INSTRUCTIONS TO FOLLOW
Copy out the lines that have "Temperature" in them.

─── ITEMS

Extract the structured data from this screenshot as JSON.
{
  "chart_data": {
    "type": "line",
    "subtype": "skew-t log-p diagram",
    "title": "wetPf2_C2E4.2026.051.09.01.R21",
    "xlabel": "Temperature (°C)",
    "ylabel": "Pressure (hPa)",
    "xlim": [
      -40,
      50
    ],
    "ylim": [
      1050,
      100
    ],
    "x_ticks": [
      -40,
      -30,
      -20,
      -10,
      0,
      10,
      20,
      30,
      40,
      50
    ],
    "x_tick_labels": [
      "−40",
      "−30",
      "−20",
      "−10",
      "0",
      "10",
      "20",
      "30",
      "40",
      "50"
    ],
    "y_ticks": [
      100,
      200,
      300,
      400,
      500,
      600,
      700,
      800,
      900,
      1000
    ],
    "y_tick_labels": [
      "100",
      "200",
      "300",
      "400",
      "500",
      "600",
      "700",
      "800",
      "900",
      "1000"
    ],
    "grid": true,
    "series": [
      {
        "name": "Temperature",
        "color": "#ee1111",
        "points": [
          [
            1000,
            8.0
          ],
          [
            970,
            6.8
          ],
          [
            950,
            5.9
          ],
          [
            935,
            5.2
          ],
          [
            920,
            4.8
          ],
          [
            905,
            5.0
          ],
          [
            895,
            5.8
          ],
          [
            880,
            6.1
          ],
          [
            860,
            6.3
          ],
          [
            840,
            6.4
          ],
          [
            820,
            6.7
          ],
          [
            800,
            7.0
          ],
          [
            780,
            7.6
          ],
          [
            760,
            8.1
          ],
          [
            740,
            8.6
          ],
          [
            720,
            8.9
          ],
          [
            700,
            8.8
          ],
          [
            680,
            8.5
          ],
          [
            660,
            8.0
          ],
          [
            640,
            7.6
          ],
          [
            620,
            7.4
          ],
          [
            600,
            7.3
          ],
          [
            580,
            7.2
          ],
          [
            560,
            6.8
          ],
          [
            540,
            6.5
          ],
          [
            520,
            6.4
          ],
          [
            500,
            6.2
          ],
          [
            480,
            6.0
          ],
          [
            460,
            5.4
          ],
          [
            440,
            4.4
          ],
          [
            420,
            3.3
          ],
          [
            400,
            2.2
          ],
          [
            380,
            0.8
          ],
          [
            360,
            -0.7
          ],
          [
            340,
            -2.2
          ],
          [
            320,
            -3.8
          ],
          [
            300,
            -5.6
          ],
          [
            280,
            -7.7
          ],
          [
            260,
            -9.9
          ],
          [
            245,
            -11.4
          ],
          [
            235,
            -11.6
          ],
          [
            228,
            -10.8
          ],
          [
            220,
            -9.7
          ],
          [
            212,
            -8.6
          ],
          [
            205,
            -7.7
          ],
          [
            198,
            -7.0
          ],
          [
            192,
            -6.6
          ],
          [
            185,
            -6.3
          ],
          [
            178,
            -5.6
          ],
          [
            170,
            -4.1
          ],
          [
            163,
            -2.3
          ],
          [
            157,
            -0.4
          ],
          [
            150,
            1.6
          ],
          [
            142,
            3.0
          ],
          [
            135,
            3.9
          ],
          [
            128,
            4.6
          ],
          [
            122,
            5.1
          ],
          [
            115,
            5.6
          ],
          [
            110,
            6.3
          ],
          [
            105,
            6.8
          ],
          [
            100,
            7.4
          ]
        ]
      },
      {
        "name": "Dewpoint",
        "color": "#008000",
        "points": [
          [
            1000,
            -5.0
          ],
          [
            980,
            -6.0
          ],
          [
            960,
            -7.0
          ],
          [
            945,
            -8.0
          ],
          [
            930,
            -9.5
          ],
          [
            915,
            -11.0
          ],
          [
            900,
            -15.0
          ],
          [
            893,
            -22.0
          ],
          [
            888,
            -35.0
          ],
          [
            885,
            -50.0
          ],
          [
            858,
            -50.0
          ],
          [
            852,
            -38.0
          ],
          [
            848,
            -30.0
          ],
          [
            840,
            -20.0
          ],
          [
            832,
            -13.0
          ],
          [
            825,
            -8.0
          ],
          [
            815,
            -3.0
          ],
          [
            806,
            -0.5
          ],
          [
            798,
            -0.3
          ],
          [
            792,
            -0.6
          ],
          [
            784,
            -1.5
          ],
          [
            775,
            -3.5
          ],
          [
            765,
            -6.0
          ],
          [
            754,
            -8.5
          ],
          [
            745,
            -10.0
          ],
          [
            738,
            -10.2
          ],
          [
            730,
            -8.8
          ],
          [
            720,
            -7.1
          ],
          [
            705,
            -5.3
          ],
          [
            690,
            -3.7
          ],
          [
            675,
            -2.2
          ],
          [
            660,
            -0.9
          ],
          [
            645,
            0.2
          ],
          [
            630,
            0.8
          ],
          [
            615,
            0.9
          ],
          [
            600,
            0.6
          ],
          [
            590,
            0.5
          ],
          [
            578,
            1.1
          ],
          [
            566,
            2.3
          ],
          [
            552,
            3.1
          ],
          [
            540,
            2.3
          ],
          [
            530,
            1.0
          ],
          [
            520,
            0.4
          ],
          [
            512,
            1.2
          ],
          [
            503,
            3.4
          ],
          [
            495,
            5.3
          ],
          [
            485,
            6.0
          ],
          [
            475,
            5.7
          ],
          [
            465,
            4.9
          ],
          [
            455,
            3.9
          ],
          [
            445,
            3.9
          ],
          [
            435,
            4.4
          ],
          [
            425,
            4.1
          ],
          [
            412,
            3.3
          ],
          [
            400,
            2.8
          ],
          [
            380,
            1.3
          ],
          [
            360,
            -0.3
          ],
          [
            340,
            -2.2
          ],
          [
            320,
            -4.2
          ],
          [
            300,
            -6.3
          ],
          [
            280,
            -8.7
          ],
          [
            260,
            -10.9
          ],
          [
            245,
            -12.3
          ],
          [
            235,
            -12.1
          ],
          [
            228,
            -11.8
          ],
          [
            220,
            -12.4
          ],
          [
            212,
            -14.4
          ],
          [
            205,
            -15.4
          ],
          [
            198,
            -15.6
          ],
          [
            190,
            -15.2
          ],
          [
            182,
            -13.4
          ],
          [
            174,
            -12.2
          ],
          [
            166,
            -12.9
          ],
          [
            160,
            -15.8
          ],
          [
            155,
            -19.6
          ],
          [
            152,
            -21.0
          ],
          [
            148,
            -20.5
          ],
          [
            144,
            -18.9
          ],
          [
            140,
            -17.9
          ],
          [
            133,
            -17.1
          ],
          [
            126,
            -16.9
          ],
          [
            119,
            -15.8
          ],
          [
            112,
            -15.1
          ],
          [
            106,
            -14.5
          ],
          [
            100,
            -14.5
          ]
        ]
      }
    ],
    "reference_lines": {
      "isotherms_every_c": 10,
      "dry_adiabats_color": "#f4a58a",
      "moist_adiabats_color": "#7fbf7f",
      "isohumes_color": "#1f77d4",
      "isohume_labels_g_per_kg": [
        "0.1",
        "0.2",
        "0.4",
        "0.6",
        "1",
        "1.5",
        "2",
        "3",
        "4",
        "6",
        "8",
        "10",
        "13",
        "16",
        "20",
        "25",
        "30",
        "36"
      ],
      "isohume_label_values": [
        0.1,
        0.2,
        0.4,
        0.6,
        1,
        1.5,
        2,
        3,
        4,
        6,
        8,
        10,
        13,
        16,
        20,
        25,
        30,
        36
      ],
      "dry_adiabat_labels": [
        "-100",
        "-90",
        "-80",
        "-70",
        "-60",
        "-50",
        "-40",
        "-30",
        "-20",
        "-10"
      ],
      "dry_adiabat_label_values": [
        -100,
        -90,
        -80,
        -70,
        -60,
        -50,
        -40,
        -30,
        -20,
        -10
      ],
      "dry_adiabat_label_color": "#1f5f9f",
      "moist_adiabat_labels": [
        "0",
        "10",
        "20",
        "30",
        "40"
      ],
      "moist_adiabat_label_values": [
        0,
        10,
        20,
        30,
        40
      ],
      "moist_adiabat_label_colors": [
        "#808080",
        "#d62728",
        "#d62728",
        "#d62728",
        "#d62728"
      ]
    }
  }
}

──────

FULL SOLUTION
    "xlabel": "Temperature (°C)",
        "name": "Temperature",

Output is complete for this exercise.